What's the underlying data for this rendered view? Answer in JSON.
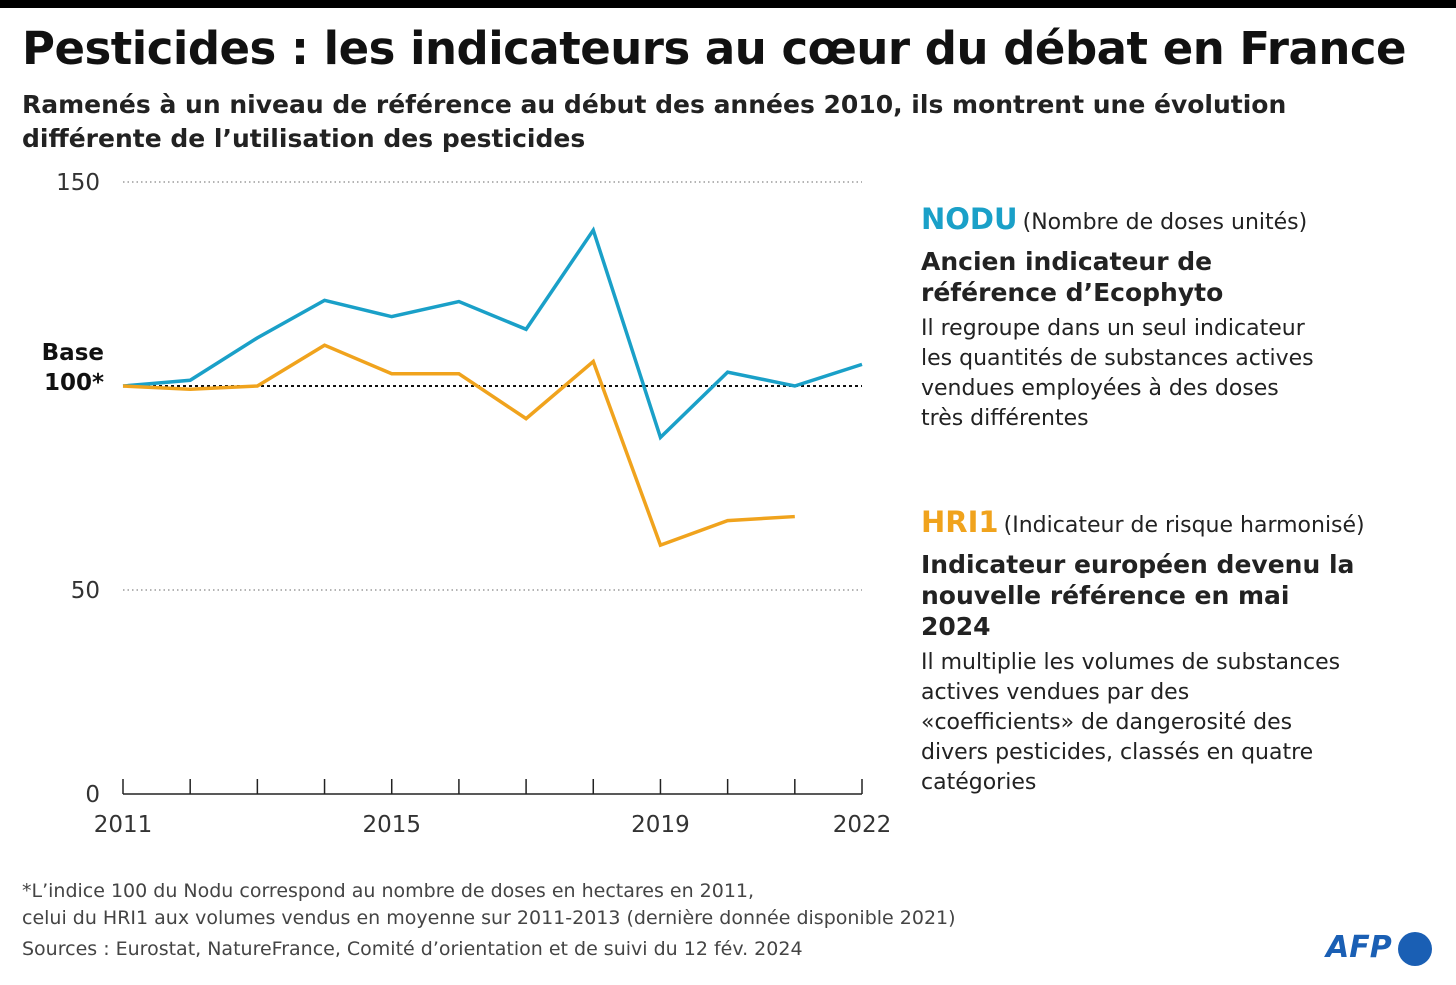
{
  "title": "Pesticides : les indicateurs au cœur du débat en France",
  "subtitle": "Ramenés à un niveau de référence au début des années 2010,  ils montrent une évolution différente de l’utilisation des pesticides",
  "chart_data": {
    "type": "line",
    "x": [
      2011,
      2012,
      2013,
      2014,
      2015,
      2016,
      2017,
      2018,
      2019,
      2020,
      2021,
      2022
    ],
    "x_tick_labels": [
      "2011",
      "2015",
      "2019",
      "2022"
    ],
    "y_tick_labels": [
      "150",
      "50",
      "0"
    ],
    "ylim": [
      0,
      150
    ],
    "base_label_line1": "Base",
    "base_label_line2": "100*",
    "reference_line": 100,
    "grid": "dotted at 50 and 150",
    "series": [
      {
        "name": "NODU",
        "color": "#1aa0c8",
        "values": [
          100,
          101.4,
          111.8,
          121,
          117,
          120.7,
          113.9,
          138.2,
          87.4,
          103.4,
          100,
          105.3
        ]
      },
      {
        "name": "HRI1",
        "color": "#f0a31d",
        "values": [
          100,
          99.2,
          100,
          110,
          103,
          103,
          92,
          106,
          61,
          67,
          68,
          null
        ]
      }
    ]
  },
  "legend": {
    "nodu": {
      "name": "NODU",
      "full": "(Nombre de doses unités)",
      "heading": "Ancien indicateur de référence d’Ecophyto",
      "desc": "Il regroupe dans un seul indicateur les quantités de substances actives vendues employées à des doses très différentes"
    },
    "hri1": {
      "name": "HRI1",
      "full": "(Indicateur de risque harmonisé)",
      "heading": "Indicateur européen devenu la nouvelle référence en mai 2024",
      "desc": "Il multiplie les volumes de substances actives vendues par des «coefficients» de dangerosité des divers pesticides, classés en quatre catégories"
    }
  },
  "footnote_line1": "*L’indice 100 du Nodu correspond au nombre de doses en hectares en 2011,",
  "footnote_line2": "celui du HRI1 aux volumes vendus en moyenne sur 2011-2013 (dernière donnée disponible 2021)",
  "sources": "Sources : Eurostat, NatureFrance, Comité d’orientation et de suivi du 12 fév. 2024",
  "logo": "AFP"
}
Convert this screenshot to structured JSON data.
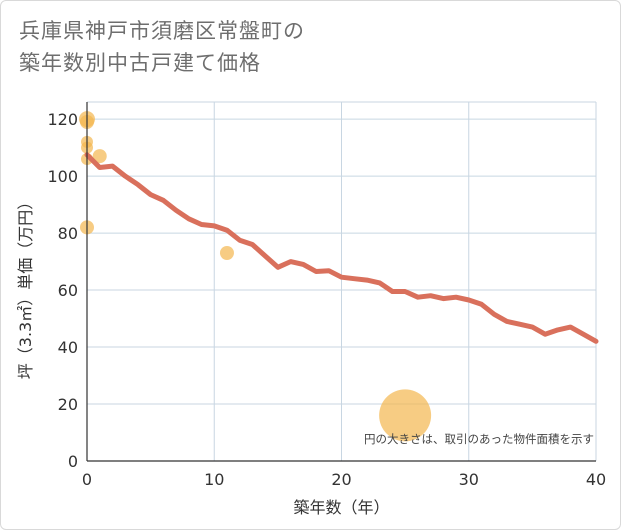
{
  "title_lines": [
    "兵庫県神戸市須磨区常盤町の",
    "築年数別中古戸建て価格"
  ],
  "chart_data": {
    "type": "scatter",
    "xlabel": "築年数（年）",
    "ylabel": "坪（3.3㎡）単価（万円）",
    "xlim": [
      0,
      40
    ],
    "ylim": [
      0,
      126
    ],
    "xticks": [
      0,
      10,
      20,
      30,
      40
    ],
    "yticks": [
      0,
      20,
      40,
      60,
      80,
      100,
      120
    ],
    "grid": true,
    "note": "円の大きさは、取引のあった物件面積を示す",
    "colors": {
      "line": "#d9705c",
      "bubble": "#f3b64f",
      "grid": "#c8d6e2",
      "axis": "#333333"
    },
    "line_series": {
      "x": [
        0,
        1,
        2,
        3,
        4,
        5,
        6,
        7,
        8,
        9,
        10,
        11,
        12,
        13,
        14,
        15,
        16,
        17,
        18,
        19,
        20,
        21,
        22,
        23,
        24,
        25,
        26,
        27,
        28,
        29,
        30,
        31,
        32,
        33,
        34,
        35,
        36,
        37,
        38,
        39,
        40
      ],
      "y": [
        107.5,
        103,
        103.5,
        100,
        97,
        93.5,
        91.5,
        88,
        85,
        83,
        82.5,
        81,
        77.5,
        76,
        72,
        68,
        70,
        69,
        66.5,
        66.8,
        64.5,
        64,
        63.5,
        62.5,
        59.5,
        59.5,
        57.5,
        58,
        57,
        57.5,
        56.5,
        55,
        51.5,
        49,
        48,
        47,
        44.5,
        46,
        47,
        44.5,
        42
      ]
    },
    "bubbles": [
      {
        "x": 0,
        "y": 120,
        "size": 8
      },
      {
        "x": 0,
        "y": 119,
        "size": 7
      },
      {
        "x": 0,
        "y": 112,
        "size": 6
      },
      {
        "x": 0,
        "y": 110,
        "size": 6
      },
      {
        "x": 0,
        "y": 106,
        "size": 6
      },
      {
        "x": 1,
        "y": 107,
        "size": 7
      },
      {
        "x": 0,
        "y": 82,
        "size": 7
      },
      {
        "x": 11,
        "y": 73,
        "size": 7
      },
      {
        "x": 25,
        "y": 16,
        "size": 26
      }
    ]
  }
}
━━━
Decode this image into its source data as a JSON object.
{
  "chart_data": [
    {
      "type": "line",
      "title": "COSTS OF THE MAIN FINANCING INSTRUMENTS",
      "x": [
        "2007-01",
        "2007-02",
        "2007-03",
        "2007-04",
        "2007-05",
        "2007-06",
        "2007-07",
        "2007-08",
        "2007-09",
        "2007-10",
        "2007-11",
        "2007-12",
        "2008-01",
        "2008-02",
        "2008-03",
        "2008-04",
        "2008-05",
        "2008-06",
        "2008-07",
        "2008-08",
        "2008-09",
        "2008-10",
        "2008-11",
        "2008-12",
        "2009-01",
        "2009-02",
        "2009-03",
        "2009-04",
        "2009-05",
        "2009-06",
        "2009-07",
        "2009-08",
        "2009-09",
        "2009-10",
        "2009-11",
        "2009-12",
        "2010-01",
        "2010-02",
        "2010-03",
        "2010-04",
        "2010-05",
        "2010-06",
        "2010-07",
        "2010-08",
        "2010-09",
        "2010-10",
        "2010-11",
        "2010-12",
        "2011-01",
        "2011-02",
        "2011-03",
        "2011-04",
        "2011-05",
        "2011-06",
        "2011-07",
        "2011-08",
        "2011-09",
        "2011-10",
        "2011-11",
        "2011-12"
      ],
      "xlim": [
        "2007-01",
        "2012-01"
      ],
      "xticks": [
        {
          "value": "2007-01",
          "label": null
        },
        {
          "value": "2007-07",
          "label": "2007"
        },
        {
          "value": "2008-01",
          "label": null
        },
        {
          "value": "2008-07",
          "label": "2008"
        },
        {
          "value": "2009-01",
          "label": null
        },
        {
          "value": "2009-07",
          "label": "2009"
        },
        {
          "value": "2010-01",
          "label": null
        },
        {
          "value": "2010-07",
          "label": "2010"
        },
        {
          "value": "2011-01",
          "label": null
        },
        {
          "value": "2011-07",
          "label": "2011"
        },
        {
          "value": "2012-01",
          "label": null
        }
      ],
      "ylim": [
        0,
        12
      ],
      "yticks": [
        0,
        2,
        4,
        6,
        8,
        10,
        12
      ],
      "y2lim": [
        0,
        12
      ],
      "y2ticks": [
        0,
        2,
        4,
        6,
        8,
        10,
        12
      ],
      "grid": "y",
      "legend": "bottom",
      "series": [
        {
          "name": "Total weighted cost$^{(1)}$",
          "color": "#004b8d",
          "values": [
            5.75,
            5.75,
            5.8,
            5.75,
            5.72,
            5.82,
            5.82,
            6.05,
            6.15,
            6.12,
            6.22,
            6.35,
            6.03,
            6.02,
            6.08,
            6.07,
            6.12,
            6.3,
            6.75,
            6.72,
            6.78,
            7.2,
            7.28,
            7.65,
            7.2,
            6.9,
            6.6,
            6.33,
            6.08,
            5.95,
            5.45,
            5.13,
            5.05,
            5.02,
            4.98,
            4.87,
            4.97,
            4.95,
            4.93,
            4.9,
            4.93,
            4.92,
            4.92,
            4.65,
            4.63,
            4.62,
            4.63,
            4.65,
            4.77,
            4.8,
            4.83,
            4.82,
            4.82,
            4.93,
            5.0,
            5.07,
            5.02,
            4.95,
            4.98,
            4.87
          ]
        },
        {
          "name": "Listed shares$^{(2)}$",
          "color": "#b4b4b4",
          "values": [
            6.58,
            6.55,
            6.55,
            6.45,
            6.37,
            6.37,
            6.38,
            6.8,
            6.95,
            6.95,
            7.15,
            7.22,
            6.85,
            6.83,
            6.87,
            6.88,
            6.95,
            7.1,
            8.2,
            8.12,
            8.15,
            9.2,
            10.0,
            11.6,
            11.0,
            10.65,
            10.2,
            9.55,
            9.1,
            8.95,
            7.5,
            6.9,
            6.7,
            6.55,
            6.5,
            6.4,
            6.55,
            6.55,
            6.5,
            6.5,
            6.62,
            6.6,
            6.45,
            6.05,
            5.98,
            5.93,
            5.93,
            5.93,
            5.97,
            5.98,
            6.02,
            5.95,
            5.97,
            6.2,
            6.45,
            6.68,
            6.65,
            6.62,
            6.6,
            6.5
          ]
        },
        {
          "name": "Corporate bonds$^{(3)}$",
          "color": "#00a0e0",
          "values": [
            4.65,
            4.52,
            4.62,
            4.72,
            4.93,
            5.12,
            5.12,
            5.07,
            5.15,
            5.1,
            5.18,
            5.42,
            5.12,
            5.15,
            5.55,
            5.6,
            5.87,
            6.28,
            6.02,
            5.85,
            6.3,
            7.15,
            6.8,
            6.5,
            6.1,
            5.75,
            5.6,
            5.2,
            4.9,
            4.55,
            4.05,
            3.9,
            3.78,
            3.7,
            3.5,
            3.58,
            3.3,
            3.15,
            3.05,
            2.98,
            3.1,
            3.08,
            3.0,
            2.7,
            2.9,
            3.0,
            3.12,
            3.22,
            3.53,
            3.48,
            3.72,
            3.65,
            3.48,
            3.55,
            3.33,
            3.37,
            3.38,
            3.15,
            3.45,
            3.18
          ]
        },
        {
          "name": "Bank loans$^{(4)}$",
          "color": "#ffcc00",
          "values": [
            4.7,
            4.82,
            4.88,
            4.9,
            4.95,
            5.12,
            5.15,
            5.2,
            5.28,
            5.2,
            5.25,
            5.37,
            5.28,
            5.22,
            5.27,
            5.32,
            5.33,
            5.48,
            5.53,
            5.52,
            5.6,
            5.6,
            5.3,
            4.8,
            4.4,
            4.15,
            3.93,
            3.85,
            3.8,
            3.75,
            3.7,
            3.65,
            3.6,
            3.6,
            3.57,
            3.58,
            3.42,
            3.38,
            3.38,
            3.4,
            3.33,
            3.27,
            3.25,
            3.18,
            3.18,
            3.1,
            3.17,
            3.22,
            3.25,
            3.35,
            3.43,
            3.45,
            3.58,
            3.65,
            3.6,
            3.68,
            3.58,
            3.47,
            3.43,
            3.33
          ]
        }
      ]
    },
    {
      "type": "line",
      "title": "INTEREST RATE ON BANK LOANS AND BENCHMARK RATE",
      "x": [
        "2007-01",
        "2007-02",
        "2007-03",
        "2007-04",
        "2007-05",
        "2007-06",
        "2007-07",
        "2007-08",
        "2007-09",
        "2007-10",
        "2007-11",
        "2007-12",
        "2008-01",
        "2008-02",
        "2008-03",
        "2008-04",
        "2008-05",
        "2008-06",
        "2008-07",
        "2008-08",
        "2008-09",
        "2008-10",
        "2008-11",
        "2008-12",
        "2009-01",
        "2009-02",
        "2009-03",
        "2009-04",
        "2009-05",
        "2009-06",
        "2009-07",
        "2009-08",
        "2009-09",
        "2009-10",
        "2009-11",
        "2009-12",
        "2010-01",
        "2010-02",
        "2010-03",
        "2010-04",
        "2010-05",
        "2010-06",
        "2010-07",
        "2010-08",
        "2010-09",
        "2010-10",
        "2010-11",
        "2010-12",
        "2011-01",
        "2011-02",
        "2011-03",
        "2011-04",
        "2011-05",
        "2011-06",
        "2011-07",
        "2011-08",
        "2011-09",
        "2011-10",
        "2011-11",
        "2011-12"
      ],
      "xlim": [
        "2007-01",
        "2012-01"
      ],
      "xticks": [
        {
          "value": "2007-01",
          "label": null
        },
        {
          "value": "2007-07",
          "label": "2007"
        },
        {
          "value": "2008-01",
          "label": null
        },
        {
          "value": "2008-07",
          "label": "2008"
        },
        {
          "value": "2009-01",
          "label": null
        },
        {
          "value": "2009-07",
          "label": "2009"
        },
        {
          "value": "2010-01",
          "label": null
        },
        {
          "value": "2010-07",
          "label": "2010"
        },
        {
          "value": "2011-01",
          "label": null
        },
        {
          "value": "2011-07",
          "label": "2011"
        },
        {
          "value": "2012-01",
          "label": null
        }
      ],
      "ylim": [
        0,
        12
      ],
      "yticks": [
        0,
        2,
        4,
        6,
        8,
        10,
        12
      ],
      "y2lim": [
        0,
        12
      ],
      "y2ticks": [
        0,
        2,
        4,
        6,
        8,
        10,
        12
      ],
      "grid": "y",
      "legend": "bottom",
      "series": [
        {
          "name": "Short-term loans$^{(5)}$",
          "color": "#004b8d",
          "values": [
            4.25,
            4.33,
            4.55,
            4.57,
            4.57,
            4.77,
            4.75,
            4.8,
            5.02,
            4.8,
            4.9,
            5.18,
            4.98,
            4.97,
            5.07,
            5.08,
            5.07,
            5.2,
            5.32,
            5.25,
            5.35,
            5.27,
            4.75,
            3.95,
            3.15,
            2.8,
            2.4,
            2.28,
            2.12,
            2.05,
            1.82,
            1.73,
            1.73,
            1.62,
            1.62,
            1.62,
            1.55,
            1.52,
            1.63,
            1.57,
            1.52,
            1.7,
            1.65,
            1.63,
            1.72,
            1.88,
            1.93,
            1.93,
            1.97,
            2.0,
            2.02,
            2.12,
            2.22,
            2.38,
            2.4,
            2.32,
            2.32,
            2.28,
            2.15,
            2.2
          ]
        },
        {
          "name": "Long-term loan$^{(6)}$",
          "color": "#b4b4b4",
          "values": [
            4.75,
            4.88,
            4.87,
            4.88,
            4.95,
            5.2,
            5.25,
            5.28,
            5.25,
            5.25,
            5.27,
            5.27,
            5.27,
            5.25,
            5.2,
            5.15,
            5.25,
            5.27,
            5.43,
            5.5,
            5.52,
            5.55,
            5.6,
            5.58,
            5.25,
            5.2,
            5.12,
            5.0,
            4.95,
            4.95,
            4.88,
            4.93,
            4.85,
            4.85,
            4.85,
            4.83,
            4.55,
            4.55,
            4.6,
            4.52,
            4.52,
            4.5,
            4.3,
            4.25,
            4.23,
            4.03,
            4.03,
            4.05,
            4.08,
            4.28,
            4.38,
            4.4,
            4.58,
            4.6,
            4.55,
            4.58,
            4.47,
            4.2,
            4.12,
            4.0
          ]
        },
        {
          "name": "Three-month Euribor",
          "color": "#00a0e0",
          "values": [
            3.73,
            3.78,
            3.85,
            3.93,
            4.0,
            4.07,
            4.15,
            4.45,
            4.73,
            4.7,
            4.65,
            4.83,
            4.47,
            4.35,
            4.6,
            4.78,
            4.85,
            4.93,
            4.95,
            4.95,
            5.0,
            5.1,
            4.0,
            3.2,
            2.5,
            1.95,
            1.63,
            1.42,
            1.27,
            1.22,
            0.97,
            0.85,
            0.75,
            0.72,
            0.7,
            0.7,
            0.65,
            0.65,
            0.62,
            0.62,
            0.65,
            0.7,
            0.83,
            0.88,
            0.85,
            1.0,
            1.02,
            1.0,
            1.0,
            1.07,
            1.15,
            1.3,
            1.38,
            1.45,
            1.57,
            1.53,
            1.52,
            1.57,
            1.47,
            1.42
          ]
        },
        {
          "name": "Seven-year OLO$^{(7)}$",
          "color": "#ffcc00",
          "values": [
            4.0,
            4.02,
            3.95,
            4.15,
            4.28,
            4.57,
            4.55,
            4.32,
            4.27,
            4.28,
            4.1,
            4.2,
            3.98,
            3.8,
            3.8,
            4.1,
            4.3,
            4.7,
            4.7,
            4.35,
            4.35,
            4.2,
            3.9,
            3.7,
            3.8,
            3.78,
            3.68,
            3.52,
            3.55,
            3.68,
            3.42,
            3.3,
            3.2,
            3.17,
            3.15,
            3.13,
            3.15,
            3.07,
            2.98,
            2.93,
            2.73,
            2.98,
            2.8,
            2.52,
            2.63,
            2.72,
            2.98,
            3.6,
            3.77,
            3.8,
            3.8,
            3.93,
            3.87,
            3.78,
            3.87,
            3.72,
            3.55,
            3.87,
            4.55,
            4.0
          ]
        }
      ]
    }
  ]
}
━━━
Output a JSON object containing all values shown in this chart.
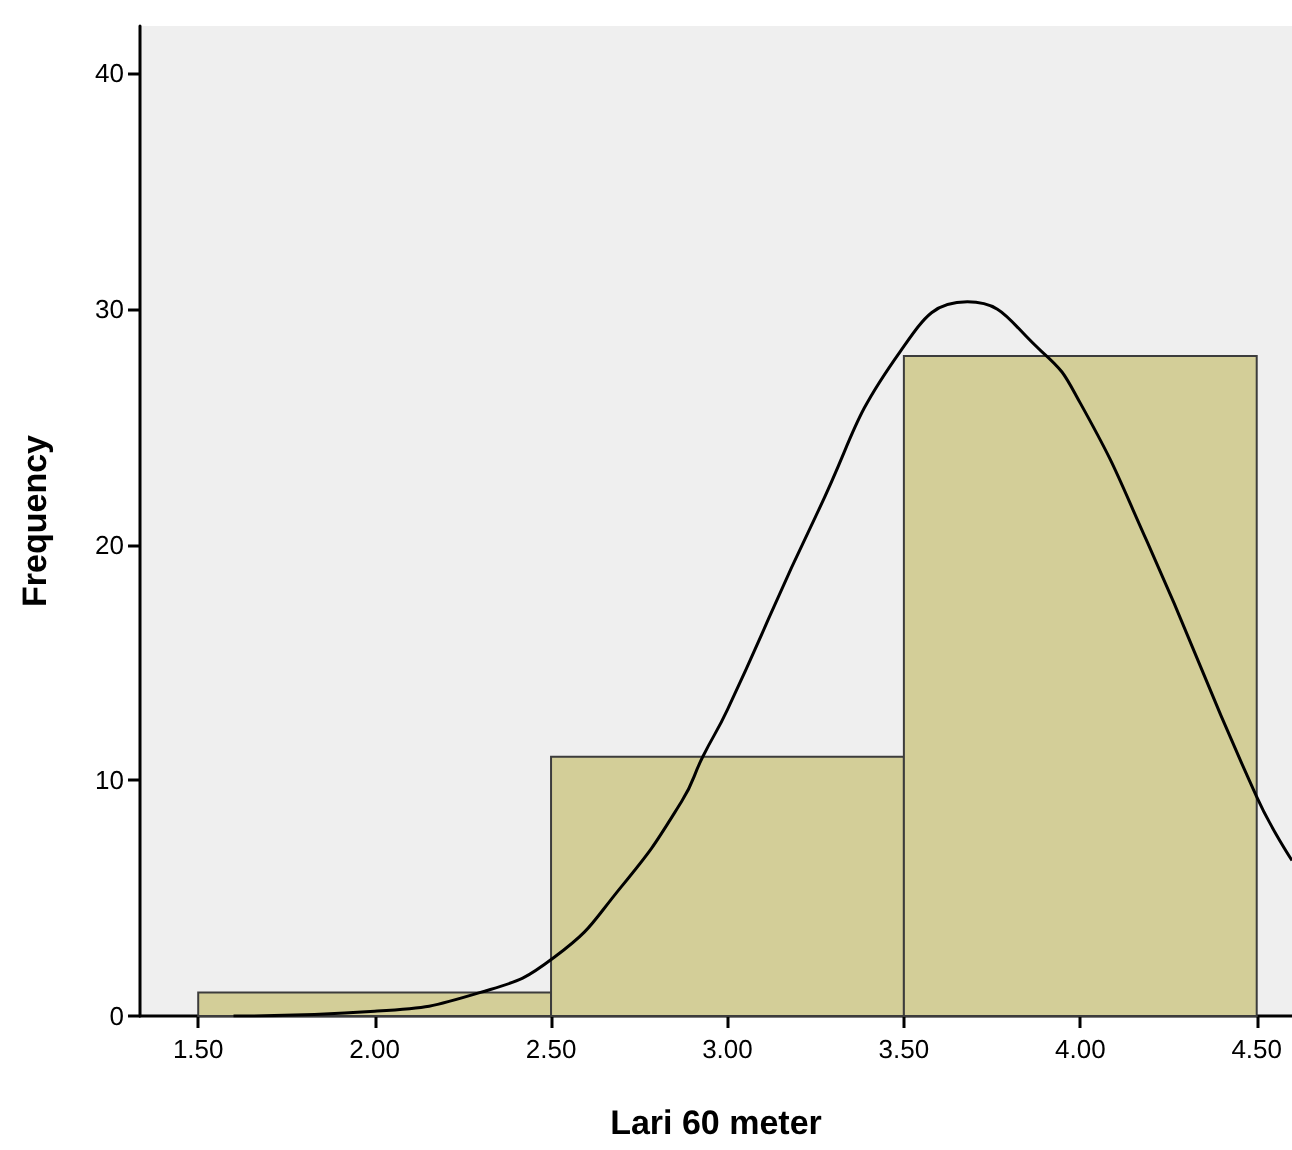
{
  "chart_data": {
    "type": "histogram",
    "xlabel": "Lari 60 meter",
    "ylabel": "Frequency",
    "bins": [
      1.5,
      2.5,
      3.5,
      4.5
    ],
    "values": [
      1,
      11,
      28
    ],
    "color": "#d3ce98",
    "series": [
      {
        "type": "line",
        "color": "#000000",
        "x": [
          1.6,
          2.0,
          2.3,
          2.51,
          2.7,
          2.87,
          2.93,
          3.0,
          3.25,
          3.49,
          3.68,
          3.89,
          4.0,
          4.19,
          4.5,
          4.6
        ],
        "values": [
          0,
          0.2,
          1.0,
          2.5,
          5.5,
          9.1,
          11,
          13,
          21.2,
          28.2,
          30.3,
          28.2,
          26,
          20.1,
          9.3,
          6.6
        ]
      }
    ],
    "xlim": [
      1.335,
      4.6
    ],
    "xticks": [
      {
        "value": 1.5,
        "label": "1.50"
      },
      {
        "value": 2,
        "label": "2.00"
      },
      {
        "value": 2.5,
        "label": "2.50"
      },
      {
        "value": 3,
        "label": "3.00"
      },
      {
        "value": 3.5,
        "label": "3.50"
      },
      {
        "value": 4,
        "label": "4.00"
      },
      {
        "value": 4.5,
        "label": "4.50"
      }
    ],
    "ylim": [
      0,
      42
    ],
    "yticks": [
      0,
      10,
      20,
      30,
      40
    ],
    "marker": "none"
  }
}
━━━
What this task involves:
All lines holding the word "term" should be picked out and copied.

Exercise result:
          "name": "Short-term loans$^{(5)}$",
          "name": "Long-term loan$^{(6)}$",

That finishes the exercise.